Whenever a line below holds the word "JSON", copy that line.

● **The input**
START
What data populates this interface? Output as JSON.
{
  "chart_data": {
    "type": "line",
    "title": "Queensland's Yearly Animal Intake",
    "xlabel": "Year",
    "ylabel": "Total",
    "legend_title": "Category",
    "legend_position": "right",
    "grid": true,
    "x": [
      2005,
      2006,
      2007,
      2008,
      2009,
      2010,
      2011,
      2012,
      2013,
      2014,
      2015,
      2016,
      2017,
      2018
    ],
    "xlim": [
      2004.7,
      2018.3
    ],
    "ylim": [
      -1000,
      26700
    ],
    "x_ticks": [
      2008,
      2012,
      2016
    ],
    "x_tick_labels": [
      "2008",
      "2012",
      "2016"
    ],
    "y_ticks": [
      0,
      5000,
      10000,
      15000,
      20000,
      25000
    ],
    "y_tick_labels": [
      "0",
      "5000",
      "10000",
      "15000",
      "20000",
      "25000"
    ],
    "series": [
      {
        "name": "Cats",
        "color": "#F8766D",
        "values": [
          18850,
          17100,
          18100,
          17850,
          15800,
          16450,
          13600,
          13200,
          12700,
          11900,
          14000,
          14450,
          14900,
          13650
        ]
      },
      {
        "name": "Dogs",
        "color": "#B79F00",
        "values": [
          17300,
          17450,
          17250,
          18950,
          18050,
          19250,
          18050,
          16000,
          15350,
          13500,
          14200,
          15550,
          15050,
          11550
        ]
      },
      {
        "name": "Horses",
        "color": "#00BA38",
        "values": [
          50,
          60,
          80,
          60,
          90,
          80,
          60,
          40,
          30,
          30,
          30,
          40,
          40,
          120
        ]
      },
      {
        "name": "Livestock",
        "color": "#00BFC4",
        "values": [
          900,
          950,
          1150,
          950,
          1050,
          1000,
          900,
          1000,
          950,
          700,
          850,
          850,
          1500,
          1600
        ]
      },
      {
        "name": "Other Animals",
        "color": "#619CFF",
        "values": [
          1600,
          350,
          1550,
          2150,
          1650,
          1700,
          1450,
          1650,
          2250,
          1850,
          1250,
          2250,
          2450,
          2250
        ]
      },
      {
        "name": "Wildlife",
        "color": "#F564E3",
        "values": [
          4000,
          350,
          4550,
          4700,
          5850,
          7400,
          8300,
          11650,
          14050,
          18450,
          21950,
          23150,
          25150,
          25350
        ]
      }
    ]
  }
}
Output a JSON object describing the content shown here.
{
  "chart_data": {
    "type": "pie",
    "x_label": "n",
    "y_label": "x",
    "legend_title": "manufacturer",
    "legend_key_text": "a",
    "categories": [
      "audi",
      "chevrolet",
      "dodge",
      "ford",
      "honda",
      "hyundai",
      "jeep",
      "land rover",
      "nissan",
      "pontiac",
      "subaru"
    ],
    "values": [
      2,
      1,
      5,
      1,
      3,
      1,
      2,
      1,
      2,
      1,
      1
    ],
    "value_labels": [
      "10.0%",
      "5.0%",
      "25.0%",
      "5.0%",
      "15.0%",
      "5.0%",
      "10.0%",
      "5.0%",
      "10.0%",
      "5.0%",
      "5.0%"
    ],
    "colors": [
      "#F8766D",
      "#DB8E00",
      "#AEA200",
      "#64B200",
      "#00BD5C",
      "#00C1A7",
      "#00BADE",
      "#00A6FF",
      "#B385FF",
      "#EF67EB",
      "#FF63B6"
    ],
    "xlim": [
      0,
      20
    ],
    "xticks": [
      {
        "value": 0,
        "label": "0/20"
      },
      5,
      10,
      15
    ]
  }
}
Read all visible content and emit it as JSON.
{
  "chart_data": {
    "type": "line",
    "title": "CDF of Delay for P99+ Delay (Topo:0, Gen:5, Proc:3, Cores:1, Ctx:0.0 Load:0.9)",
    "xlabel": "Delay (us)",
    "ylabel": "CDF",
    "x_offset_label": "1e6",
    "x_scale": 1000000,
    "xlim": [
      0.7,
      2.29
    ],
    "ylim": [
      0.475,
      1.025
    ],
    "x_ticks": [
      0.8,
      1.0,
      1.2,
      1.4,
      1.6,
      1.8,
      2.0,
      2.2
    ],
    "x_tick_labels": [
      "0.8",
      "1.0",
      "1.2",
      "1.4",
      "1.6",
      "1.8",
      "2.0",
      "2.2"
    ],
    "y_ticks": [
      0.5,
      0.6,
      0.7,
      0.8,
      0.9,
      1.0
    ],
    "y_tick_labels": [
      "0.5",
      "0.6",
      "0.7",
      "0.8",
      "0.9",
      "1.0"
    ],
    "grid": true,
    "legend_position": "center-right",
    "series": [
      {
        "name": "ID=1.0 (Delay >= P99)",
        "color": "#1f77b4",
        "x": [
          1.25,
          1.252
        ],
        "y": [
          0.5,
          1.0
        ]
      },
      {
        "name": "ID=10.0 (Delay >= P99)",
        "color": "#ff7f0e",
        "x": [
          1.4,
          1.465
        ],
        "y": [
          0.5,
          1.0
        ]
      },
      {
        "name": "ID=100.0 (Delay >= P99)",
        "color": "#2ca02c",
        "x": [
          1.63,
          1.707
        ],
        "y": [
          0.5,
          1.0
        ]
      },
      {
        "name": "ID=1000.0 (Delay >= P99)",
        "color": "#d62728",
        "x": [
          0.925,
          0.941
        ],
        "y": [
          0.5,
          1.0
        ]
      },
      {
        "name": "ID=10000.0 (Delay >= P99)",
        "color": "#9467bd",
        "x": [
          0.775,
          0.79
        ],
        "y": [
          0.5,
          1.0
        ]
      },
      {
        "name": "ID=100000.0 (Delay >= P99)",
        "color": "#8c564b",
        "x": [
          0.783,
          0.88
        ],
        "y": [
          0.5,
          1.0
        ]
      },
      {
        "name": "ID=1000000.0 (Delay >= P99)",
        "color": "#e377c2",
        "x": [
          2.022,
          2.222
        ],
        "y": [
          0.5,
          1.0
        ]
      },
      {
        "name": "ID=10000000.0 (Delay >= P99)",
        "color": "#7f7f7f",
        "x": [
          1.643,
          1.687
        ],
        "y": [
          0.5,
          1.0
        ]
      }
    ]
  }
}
END
● **Written solution**
What data populates this interface? Output as JSON.
Output a JSON object describing the content shown here.
Read all visible content and emit it as JSON.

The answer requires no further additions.